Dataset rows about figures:
**********

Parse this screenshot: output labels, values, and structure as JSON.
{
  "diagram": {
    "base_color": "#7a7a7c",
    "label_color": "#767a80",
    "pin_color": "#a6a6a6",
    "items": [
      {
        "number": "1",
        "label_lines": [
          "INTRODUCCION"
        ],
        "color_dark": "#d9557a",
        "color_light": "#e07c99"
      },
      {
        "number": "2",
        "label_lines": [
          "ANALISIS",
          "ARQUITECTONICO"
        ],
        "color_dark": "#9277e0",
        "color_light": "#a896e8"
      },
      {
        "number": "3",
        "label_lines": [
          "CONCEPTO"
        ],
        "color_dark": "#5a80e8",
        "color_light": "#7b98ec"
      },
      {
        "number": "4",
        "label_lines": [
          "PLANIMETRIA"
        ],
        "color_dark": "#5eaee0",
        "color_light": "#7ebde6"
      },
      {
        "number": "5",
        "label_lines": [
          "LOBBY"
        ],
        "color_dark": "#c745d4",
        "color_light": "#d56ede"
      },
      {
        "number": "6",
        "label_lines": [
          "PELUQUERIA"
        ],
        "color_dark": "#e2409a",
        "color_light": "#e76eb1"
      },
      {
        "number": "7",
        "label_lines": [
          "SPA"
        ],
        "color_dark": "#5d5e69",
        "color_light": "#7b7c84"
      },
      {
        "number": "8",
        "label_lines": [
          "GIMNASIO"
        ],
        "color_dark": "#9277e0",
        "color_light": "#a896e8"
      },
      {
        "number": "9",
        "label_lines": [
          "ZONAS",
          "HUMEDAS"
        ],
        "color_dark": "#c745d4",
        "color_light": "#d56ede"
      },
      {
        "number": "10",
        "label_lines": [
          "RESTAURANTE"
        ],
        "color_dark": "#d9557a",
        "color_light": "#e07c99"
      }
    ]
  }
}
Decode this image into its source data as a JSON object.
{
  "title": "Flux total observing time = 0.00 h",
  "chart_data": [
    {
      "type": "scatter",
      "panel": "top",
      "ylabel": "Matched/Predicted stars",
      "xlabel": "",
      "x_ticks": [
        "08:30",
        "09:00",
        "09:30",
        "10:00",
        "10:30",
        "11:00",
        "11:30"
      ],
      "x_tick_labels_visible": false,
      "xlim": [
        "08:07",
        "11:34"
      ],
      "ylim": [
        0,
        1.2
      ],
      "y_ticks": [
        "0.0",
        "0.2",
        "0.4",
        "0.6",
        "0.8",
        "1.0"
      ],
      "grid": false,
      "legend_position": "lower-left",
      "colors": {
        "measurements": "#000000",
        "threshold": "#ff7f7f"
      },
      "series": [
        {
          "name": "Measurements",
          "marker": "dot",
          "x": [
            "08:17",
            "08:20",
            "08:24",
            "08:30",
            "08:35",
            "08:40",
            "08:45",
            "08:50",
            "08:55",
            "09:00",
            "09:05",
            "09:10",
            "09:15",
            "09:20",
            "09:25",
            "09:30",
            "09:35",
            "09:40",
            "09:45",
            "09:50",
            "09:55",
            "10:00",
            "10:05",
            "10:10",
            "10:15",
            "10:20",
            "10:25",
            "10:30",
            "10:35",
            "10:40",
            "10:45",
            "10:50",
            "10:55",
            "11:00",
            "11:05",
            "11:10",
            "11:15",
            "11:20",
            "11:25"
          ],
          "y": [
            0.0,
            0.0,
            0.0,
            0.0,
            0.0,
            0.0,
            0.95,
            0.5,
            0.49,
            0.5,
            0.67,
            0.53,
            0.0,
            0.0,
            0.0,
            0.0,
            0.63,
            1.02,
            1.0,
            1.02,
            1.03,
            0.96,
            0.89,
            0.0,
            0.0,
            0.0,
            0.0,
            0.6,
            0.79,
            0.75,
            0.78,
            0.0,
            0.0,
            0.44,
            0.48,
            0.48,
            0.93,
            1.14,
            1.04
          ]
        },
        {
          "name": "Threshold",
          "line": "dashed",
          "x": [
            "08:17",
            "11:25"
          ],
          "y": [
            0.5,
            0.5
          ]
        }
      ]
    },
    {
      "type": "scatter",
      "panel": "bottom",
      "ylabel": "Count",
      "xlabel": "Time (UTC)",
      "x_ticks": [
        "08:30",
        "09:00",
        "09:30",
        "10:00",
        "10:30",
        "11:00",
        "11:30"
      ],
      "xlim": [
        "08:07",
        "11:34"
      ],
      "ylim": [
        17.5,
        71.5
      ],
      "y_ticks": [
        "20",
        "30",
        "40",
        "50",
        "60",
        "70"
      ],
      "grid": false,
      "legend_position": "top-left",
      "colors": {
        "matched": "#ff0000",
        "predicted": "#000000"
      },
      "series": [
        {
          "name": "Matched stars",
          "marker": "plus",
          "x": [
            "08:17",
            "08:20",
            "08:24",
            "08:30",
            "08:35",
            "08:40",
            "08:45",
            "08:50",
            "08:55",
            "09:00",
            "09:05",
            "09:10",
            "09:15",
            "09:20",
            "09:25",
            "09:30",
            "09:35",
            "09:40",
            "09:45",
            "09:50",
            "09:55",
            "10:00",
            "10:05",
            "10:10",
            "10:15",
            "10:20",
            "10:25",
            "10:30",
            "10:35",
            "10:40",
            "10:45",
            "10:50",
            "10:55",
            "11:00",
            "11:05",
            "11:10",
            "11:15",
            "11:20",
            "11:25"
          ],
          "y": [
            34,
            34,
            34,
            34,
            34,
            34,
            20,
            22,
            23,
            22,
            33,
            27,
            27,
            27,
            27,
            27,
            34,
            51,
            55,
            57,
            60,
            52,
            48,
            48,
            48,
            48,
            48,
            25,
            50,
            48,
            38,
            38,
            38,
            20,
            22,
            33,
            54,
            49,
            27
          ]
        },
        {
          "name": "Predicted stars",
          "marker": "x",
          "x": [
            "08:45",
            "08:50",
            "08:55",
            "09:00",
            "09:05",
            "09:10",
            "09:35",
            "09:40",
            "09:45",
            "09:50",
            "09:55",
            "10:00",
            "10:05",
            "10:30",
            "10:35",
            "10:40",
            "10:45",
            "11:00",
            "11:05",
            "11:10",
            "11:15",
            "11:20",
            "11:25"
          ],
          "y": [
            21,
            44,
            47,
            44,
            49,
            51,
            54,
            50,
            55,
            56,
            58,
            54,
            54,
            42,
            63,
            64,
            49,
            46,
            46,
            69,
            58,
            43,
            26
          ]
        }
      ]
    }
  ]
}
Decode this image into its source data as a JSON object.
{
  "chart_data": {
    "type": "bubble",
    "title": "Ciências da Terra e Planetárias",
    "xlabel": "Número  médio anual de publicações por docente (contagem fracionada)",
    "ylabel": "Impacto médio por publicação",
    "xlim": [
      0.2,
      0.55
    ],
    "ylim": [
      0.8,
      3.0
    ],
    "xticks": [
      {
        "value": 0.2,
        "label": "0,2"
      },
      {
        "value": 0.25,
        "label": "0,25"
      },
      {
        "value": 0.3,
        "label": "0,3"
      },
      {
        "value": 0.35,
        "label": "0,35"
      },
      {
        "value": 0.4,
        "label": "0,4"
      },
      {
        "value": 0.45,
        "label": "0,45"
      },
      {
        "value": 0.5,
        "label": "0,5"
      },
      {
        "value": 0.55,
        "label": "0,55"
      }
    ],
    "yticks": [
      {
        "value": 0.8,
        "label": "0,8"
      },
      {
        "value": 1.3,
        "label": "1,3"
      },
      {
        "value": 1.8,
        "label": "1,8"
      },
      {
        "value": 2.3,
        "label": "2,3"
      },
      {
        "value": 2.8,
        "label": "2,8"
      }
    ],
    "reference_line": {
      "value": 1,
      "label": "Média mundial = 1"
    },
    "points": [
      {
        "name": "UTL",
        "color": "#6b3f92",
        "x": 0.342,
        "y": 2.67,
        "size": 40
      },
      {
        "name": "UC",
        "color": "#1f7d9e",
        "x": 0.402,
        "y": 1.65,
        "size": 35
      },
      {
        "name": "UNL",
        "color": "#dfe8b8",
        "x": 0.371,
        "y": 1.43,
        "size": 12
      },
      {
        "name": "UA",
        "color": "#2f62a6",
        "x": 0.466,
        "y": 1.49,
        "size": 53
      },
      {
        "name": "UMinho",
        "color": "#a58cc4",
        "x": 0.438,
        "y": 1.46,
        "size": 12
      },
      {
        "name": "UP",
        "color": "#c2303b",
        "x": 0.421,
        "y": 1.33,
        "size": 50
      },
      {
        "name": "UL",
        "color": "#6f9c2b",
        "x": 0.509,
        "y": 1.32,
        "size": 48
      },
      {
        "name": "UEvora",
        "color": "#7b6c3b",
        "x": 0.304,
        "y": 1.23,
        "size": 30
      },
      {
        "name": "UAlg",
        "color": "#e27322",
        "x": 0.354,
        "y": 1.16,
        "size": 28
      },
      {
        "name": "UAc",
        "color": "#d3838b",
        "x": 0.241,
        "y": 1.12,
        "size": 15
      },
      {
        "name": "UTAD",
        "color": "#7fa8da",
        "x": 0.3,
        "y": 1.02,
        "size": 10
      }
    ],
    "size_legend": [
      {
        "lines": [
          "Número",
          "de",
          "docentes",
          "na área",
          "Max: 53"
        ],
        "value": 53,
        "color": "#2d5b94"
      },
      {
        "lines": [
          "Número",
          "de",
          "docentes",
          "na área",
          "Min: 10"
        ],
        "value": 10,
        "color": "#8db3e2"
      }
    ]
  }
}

**********

AIM OF THE EXERCISE: Report each line in the data that holds the word "number".

FINISHED TASK:
        "number": "1",
        "number": "2",
        "number": "3",
        "number": "4",
        "number": "5",
        "number": "6",
        "number": "7",
        "number": "8",
        "number": "9",
        "number": "10",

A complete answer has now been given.